Work task:
An acceptable answer contains every record below, unchanged, and no pictures.

====== Listed entries ======

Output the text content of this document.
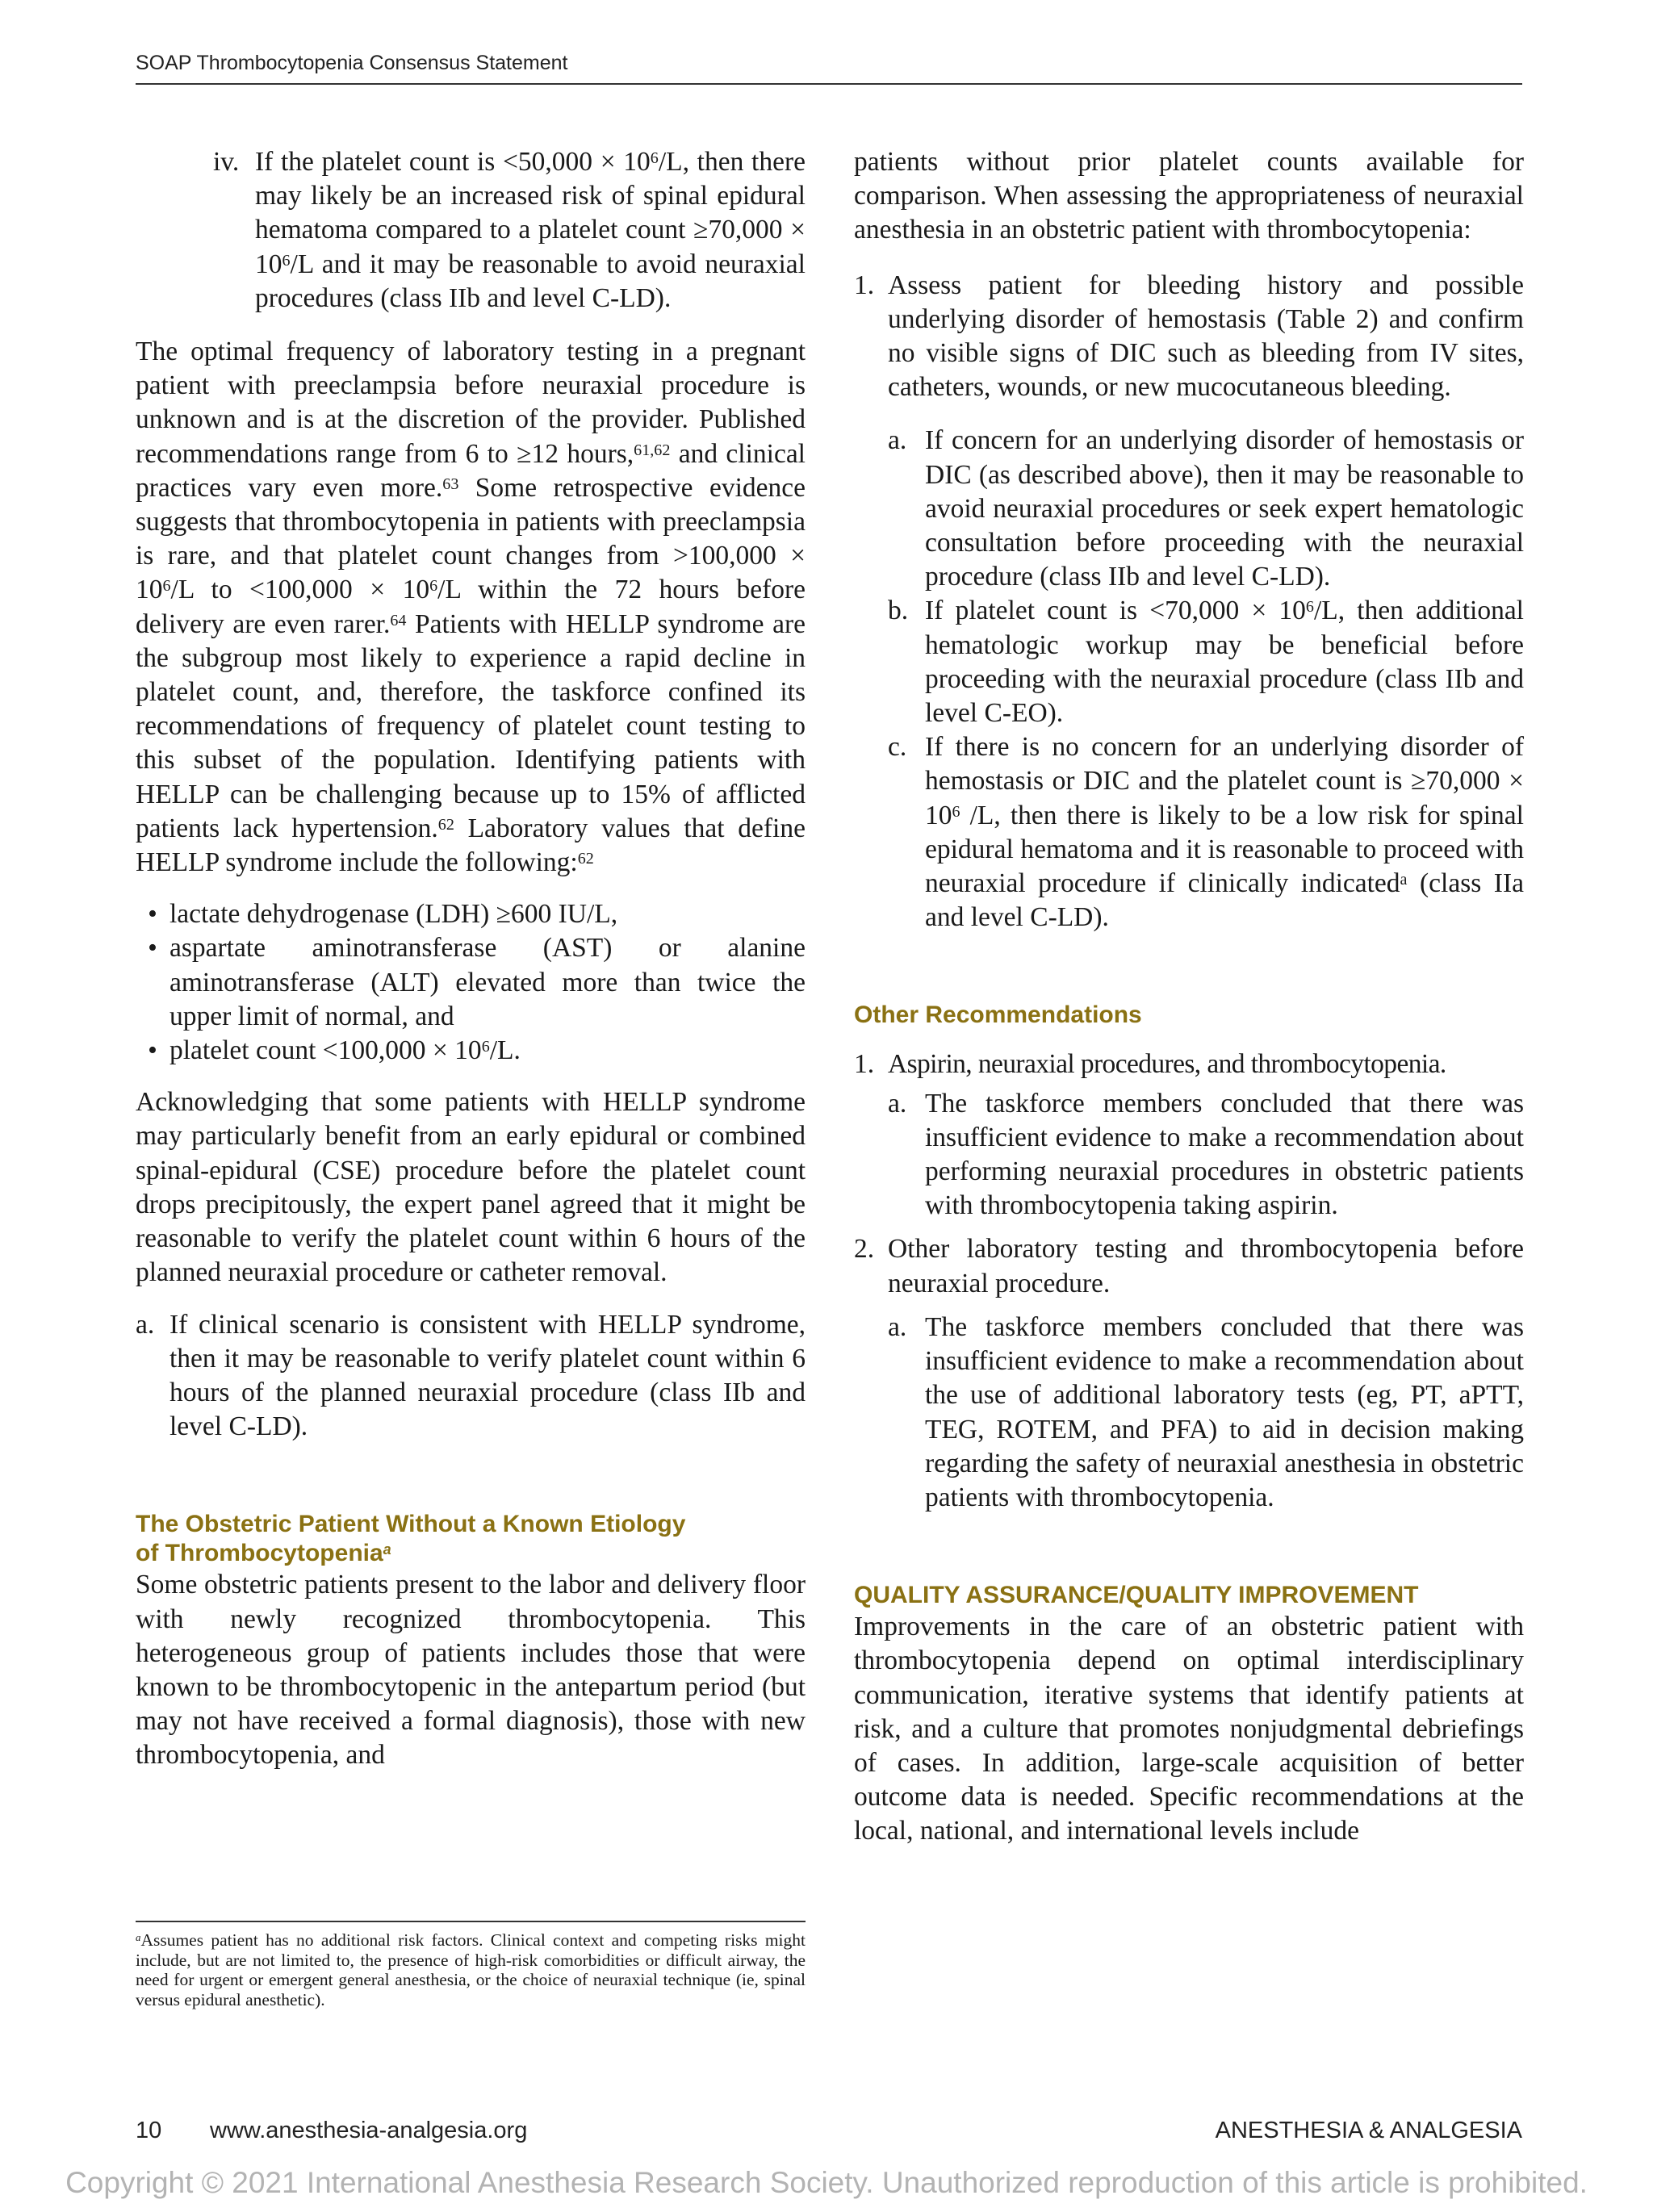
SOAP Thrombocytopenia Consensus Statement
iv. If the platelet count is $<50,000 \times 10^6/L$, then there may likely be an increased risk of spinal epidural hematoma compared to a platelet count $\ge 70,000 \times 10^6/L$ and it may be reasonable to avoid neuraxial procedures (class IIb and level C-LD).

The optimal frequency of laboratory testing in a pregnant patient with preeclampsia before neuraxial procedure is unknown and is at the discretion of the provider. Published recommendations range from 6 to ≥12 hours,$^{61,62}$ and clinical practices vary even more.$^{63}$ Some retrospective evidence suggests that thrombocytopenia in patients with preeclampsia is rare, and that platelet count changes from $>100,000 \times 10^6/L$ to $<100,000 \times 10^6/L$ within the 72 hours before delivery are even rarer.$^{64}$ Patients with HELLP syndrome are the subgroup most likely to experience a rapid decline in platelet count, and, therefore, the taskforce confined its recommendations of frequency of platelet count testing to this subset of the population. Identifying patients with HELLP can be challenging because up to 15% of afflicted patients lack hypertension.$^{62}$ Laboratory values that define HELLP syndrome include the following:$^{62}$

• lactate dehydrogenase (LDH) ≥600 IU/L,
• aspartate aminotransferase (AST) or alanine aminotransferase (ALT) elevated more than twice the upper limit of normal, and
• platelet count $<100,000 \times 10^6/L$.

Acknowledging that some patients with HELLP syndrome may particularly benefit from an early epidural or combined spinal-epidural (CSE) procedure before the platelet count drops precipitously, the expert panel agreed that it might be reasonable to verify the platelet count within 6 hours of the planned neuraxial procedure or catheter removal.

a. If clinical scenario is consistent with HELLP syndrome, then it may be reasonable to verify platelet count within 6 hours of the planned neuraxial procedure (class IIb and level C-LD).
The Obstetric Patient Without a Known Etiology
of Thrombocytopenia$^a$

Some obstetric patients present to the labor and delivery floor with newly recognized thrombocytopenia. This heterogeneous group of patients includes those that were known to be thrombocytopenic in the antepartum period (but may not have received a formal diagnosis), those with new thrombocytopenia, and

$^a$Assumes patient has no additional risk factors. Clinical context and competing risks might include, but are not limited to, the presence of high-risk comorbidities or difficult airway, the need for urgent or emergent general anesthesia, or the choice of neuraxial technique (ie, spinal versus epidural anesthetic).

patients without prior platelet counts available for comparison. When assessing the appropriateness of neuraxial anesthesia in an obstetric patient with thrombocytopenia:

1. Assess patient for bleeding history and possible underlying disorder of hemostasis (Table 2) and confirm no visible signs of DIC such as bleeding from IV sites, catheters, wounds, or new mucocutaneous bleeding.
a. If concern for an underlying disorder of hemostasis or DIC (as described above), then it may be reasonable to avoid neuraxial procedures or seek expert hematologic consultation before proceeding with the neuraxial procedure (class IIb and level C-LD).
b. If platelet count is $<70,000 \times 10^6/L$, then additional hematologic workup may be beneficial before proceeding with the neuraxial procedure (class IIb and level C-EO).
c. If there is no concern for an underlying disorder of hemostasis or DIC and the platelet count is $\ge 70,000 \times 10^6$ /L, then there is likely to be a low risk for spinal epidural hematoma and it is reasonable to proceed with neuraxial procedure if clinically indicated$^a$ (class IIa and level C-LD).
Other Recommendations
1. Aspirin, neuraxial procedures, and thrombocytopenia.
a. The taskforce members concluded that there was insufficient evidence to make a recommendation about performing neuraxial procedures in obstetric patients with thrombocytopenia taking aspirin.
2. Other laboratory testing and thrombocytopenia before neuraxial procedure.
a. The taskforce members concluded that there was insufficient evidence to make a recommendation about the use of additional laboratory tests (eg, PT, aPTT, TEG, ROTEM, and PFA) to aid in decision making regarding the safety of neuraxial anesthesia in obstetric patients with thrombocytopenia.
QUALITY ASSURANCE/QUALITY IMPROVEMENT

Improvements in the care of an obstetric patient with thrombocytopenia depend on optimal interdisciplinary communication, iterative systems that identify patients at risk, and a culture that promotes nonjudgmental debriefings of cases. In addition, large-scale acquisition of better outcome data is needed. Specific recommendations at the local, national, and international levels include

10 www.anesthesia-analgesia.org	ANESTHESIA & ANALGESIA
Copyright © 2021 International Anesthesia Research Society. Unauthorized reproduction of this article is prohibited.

======

Solution:
Output the text content of this document.
SOAP Thrombocytopenia Consensus Statement
iv. If the platelet count is $<50,000 \times 10^6/L$, then there may likely be an increased risk of spinal epidural hematoma compared to a platelet count $\ge 70,000 \times 10^6/L$ and it may be reasonable to avoid neuraxial procedures (class IIb and level C-LD).

The optimal frequency of laboratory testing in a pregnant patient with preeclampsia before neuraxial procedure is unknown and is at the discretion of the provider. Published recommendations range from 6 to ≥12 hours,$^{61,62}$ and clinical practices vary even more.$^{63}$ Some retrospective evidence suggests that thrombocytopenia in patients with preeclampsia is rare, and that platelet count changes from $>100,000 \times 10^6/L$ to $<100,000 \times 10^6/L$ within the 72 hours before delivery are even rarer.$^{64}$ Patients with HELLP syndrome are the subgroup most likely to experience a rapid decline in platelet count, and, therefore, the taskforce confined its recommendations of frequency of platelet count testing to this subset of the population. Identifying patients with HELLP can be challenging because up to 15% of afflicted patients lack hypertension.$^{62}$ Laboratory values that define HELLP syndrome include the following:$^{62}$

• lactate dehydrogenase (LDH) ≥600 IU/L,
• aspartate aminotransferase (AST) or alanine aminotransferase (ALT) elevated more than twice the upper limit of normal, and
• platelet count $<100,000 \times 10^6/L$.

Acknowledging that some patients with HELLP syndrome may particularly benefit from an early epidural or combined spinal-epidural (CSE) procedure before the platelet count drops precipitously, the expert panel agreed that it might be reasonable to verify the platelet count within 6 hours of the planned neuraxial procedure or catheter removal.

a. If clinical scenario is consistent with HELLP syndrome, then it may be reasonable to verify platelet count within 6 hours of the planned neuraxial procedure (class IIb and level C-LD).
The Obstetric Patient Without a Known Etiology
of Thrombocytopenia$^a$

Some obstetric patients present to the labor and delivery floor with newly recognized thrombocytopenia. This heterogeneous group of patients includes those that were known to be thrombocytopenic in the antepartum period (but may not have received a formal diagnosis), those with new thrombocytopenia, and

$^a$Assumes patient has no additional risk factors. Clinical context and competing risks might include, but are not limited to, the presence of high-risk comorbidities or difficult airway, the need for urgent or emergent general anesthesia, or the choice of neuraxial technique (ie, spinal versus epidural anesthetic).

patients without prior platelet counts available for comparison. When assessing the appropriateness of neuraxial anesthesia in an obstetric patient with thrombocytopenia:

1. Assess patient for bleeding history and possible underlying disorder of hemostasis (Table 2) and confirm no visible signs of DIC such as bleeding from IV sites, catheters, wounds, or new mucocutaneous bleeding.
a. If concern for an underlying disorder of hemostasis or DIC (as described above), then it may be reasonable to avoid neuraxial procedures or seek expert hematologic consultation before proceeding with the neuraxial procedure (class IIb and level C-LD).
b. If platelet count is $<70,000 \times 10^6/L$, then additional hematologic workup may be beneficial before proceeding with the neuraxial procedure (class IIb and level C-EO).
c. If there is no concern for an underlying disorder of hemostasis or DIC and the platelet count is $\ge 70,000 \times 10^6$ /L, then there is likely to be a low risk for spinal epidural hematoma and it is reasonable to proceed with neuraxial procedure if clinically indicated$^a$ (class IIa and level C-LD).
Other Recommendations
1. Aspirin, neuraxial procedures, and thrombocytopenia.
a. The taskforce members concluded that there was insufficient evidence to make a recommendation about performing neuraxial procedures in obstetric patients with thrombocytopenia taking aspirin.
2. Other laboratory testing and thrombocytopenia before neuraxial procedure.
a. The taskforce members concluded that there was insufficient evidence to make a recommendation about the use of additional laboratory tests (eg, PT, aPTT, TEG, ROTEM, and PFA) to aid in decision making regarding the safety of neuraxial anesthesia in obstetric patients with thrombocytopenia.
QUALITY ASSURANCE/QUALITY IMPROVEMENT

Improvements in the care of an obstetric patient with thrombocytopenia depend on optimal interdisciplinary communication, iterative systems that identify patients at risk, and a culture that promotes nonjudgmental debriefings of cases. In addition, large-scale acquisition of better outcome data is needed. Specific recommendations at the local, national, and international levels include

10 www.anesthesia-analgesia.org	ANESTHESIA & ANALGESIA
Copyright © 2021 International Anesthesia Research Society. Unauthorized reproduction of this article is prohibited.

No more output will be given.